==== MATERIAL PROVIDED
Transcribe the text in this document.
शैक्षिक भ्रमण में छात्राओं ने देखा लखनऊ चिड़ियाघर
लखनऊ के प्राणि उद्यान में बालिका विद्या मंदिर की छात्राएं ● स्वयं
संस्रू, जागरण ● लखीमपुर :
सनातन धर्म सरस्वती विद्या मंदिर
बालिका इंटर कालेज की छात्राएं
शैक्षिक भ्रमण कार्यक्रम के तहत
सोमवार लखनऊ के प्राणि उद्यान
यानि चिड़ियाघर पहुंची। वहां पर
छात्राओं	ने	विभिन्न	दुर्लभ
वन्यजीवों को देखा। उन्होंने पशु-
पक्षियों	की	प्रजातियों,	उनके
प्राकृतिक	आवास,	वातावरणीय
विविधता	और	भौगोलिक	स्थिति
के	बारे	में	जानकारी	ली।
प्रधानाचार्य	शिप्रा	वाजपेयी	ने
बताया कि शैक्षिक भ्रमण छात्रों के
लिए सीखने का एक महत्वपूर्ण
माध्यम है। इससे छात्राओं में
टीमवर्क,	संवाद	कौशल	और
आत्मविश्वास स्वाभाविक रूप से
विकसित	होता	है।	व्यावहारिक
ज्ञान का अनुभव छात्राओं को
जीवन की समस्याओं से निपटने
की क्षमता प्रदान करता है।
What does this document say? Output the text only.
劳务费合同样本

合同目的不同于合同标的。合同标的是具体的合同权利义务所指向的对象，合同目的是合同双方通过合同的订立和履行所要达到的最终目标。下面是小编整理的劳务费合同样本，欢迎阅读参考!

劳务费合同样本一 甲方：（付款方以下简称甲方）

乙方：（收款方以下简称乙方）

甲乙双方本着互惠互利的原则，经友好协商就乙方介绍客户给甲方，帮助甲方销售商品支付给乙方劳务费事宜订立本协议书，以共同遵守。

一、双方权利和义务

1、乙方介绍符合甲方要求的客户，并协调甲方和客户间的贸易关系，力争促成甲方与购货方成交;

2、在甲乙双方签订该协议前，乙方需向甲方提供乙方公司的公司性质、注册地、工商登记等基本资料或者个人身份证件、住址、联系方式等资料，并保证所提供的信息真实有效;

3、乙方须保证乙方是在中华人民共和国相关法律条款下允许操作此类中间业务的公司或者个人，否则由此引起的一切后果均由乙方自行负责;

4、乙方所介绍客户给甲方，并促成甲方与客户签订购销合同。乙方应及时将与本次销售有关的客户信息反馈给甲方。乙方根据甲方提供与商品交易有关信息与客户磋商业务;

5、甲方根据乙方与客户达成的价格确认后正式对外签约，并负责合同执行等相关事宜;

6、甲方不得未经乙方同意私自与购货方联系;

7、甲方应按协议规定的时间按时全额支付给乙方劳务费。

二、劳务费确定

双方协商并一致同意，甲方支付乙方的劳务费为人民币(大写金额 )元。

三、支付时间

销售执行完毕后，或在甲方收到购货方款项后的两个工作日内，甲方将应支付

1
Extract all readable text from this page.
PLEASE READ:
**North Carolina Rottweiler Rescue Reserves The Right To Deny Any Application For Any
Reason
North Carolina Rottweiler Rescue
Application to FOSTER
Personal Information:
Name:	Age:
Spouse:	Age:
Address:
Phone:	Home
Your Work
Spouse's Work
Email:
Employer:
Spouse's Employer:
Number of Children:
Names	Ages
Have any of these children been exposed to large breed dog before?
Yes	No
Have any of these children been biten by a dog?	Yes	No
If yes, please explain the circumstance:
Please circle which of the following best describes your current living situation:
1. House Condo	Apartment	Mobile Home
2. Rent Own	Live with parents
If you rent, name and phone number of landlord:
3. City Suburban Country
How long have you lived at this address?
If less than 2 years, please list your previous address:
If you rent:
========
- INSTRUCTIONS TO FOLLOW:
Which lines contain the word "Spouse"? Return each of them.

- RESPONSE TO THIS EXERCISE:
Spouse:	Age:
Spouse's Work
Spouse's Employer:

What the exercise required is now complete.